# EXERCISE PROMPT:
Where does the string "dioxide" appear in the records? Copy each line that holds it.

# LISTED ENTRIES:
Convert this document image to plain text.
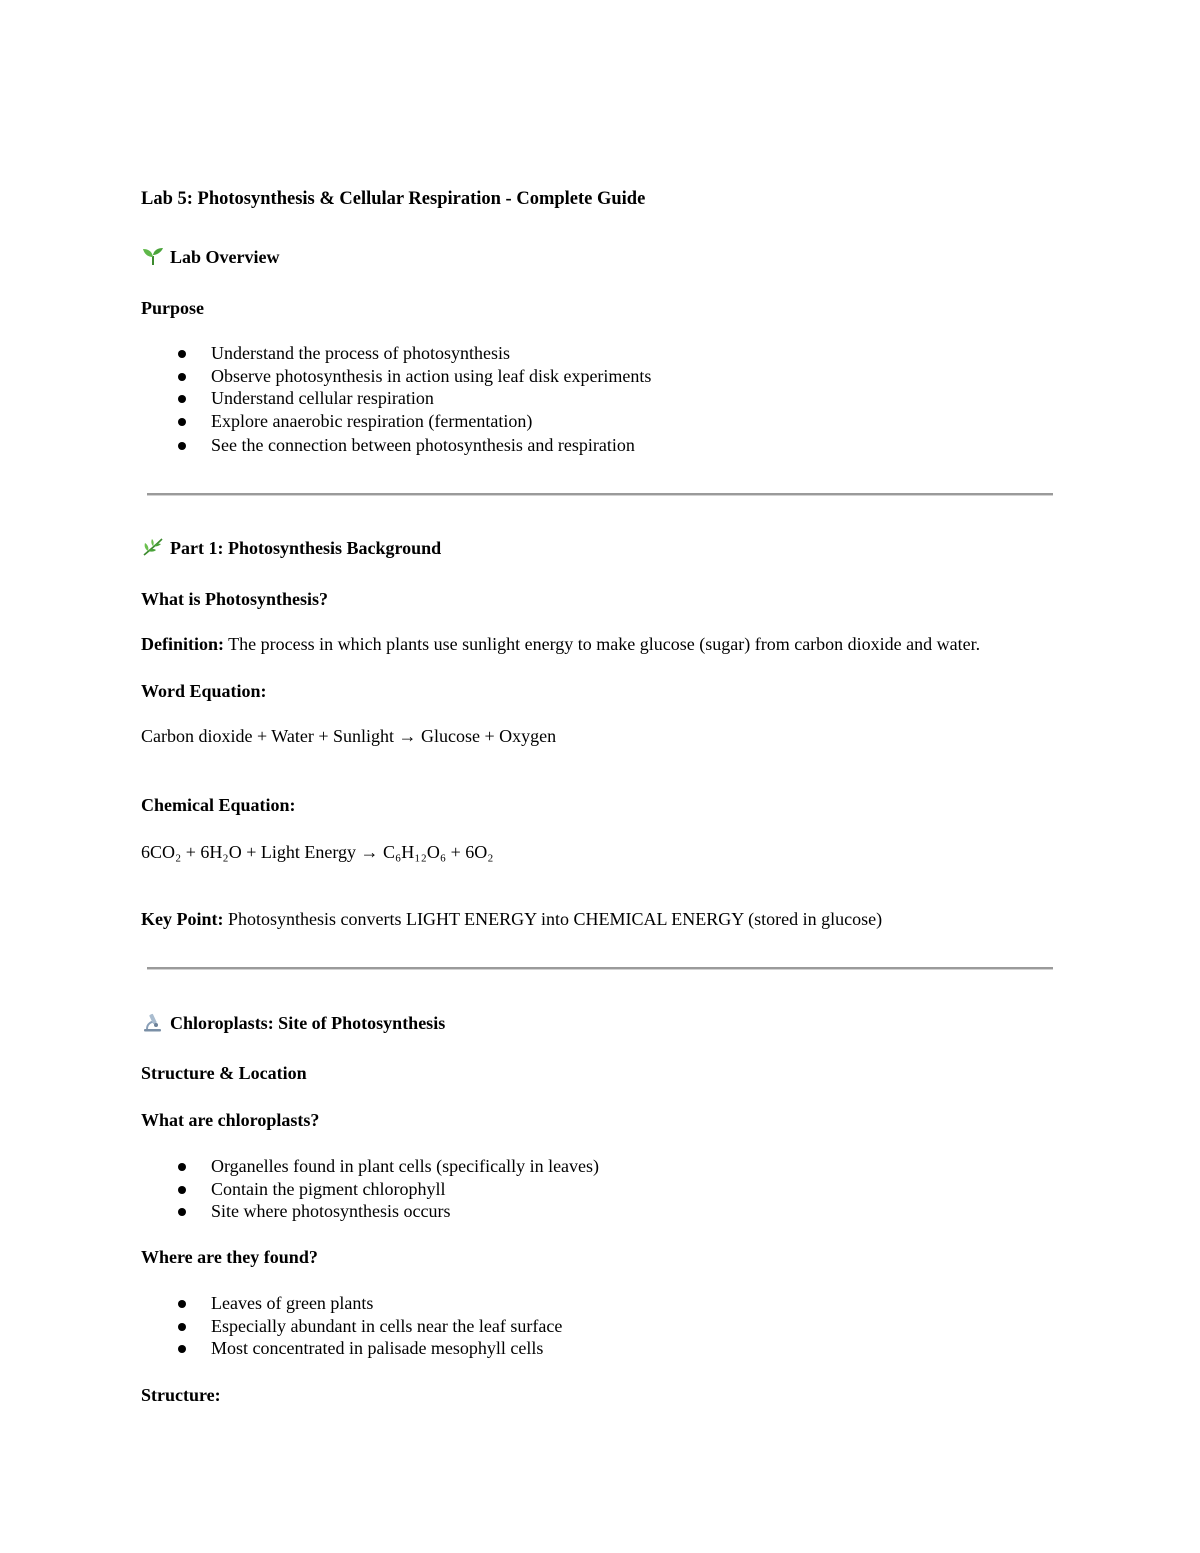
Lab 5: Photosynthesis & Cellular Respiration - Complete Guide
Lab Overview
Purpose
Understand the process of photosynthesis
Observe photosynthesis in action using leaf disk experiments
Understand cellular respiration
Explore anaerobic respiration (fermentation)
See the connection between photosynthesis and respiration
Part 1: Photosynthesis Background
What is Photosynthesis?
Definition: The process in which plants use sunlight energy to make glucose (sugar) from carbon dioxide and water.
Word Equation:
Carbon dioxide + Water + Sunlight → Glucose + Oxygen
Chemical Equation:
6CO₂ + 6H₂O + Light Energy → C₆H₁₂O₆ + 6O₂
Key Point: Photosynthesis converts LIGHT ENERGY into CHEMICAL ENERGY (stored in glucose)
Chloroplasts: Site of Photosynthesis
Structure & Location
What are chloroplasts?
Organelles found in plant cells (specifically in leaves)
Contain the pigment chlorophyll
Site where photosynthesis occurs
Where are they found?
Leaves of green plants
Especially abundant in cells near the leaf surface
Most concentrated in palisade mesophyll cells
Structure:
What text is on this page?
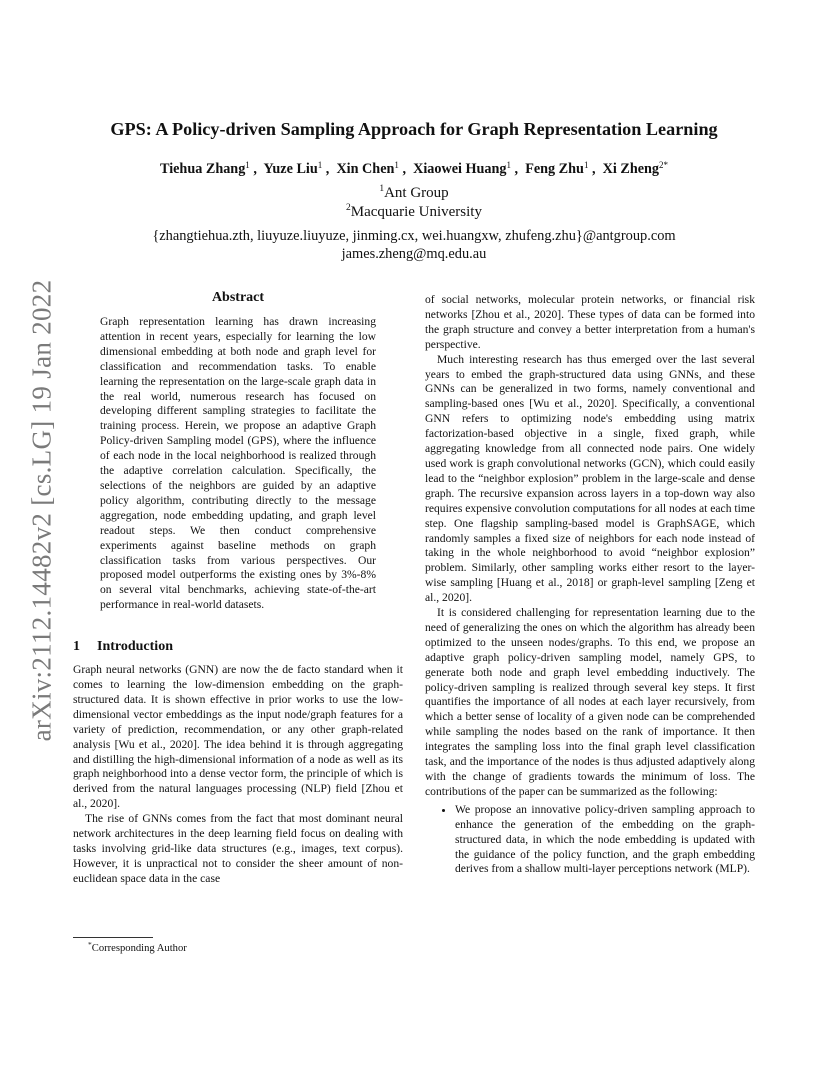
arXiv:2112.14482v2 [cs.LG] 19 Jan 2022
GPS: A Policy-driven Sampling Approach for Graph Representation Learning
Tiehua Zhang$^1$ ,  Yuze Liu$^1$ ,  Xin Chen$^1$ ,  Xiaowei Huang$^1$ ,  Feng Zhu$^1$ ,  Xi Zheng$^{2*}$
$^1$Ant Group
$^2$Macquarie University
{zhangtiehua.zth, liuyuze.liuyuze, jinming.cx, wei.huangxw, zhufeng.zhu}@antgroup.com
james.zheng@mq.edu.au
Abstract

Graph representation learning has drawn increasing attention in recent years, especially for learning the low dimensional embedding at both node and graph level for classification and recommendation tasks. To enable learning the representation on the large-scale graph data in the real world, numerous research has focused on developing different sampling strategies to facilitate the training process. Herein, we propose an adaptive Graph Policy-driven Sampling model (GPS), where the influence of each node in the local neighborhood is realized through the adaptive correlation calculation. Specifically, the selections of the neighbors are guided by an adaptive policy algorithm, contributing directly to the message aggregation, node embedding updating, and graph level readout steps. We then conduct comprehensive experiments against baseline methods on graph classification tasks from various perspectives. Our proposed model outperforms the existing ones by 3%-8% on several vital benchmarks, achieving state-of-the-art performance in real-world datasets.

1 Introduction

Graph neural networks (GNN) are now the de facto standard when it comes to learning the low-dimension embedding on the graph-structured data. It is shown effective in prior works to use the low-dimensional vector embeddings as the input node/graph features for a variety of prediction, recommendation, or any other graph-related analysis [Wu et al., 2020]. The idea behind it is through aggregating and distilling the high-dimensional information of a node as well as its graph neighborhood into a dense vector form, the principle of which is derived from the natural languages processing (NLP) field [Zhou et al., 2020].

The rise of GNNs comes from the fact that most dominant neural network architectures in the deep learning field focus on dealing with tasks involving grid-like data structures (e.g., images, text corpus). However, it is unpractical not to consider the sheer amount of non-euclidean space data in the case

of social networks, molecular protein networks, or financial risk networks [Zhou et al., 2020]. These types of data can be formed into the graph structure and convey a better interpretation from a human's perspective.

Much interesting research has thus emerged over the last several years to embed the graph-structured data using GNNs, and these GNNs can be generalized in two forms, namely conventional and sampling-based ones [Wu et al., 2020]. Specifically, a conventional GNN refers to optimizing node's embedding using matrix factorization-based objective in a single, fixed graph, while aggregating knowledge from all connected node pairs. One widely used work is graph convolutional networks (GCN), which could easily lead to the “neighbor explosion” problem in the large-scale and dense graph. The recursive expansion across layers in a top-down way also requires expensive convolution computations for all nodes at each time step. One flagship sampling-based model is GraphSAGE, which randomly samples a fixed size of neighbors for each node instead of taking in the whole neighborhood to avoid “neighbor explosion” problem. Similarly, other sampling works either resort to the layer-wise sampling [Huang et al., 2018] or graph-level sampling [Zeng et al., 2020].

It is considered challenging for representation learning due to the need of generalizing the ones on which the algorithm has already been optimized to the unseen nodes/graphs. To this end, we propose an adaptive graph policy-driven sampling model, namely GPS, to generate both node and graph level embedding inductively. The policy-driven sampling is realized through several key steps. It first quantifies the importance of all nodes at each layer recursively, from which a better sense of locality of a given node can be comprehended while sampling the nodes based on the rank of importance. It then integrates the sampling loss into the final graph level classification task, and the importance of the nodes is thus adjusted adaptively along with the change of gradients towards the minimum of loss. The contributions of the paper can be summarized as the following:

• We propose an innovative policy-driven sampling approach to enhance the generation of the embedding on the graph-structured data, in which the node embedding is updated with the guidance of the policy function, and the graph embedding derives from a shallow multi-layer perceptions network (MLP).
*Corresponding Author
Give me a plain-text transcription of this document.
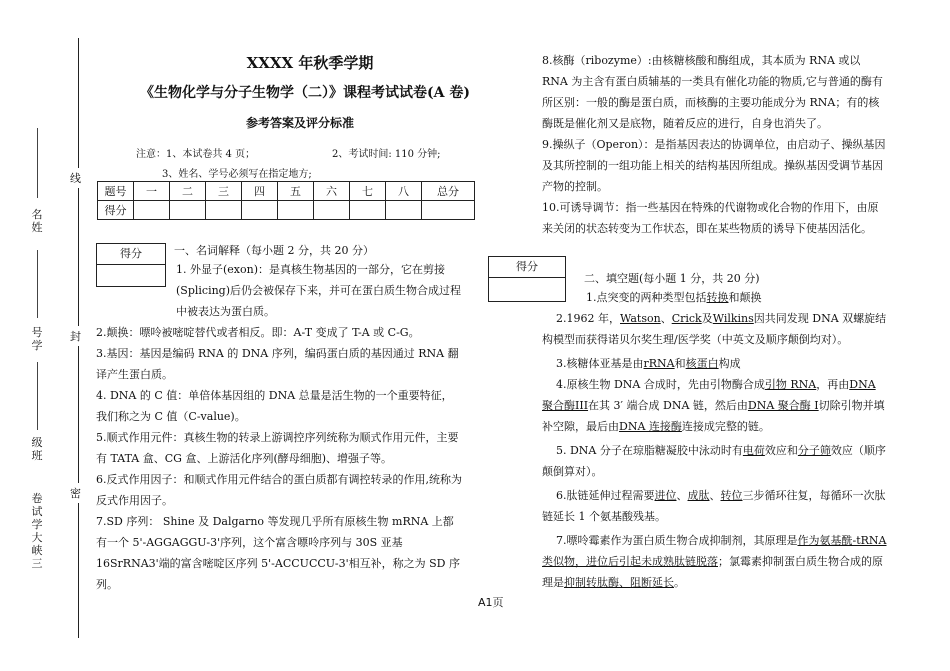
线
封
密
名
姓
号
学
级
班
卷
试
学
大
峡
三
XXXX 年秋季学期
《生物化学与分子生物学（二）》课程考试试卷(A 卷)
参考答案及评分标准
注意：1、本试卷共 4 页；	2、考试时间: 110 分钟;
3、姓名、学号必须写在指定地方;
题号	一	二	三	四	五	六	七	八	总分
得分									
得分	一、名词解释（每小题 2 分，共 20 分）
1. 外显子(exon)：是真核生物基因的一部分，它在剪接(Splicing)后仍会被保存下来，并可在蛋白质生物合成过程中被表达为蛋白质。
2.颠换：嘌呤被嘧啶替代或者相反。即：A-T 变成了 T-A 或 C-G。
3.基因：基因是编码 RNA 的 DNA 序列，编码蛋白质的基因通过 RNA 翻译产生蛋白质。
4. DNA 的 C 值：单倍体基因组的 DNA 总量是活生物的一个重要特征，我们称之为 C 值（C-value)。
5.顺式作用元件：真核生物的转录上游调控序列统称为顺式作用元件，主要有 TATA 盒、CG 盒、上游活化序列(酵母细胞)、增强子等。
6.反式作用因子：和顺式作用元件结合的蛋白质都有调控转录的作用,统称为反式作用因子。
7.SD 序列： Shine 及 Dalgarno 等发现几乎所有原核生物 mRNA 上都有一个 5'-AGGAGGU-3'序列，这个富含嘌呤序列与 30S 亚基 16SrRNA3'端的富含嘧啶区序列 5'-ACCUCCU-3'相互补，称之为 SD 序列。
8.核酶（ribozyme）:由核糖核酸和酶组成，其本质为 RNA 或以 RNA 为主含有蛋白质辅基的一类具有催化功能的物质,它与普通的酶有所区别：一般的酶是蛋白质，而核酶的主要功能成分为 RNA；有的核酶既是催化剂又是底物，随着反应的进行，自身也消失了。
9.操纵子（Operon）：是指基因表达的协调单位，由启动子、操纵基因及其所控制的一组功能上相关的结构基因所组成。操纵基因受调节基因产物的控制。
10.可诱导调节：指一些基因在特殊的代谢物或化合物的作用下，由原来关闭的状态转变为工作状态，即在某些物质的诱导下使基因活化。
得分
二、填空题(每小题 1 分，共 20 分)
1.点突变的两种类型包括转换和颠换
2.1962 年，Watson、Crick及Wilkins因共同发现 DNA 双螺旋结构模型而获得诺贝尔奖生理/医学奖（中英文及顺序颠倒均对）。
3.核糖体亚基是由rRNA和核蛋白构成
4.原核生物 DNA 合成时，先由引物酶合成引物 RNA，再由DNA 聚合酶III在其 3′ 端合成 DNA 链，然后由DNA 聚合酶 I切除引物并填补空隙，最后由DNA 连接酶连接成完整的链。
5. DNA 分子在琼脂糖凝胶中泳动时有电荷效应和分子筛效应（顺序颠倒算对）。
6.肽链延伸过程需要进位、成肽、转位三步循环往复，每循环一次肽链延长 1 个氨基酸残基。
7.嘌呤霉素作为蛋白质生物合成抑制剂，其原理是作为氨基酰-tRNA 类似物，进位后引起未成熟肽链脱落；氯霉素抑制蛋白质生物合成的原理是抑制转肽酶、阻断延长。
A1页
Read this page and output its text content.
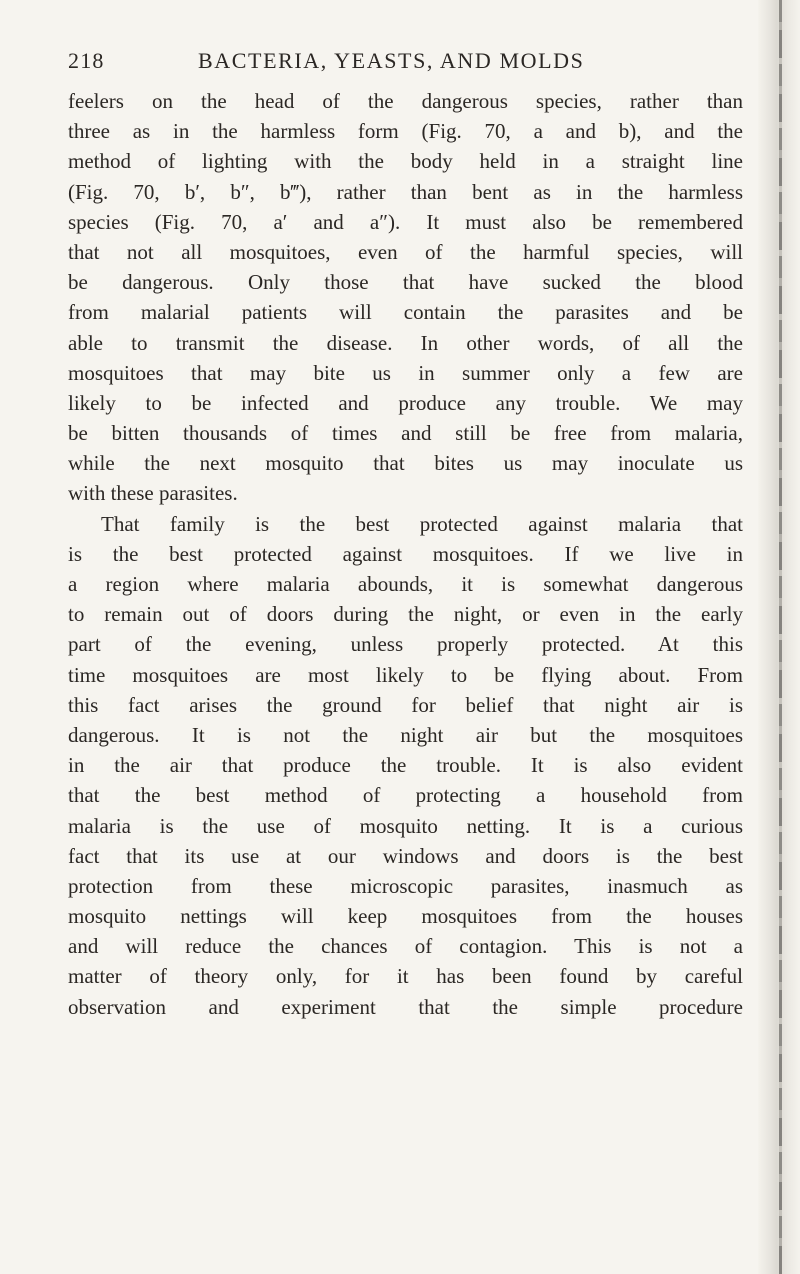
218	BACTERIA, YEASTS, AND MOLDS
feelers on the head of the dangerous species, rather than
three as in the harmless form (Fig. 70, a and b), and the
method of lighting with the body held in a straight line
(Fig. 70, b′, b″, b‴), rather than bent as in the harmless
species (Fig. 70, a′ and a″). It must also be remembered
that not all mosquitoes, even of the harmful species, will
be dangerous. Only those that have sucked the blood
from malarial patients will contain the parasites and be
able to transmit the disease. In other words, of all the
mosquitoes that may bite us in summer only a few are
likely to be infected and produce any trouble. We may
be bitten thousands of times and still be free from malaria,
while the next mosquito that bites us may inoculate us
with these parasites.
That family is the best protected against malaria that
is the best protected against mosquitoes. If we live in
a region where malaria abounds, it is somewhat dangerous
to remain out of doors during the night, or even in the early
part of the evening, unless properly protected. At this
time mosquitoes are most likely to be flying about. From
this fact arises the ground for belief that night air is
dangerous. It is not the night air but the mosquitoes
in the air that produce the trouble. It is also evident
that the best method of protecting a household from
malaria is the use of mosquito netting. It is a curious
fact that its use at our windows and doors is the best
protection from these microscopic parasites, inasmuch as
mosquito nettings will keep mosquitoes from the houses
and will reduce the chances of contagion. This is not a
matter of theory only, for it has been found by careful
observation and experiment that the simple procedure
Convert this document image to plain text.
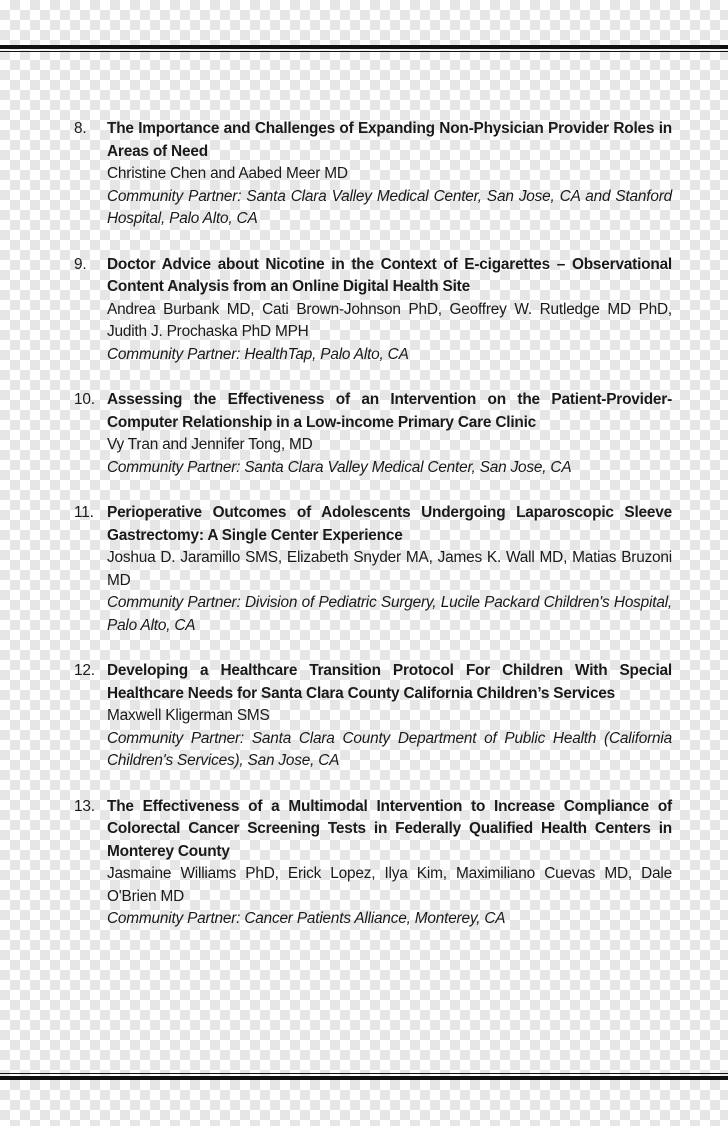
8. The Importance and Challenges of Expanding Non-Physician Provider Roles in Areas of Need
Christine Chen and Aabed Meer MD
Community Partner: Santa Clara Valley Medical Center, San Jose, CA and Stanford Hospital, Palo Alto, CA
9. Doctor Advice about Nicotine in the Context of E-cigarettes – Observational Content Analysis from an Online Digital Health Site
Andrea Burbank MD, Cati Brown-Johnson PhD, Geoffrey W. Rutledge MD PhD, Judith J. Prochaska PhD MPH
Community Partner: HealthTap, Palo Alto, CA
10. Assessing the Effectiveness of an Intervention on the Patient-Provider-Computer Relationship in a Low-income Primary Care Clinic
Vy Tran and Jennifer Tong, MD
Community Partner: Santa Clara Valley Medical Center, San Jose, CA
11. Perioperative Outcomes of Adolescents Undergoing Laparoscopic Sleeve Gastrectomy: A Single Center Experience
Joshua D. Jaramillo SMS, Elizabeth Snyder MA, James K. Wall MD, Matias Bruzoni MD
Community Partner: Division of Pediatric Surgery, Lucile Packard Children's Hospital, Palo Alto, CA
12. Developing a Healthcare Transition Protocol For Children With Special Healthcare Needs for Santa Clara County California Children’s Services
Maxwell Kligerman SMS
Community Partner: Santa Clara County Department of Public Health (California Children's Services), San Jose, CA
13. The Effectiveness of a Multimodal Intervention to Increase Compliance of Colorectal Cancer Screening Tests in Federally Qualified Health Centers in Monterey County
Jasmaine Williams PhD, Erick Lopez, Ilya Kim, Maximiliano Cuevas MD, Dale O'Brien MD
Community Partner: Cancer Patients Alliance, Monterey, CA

# ANSWER BOX:
Definition: The process in which plants use sunlight energy to make glucose (sugar) from carbon dioxide and water.
Carbon dioxide + Water + Sunlight → Glucose + Oxygen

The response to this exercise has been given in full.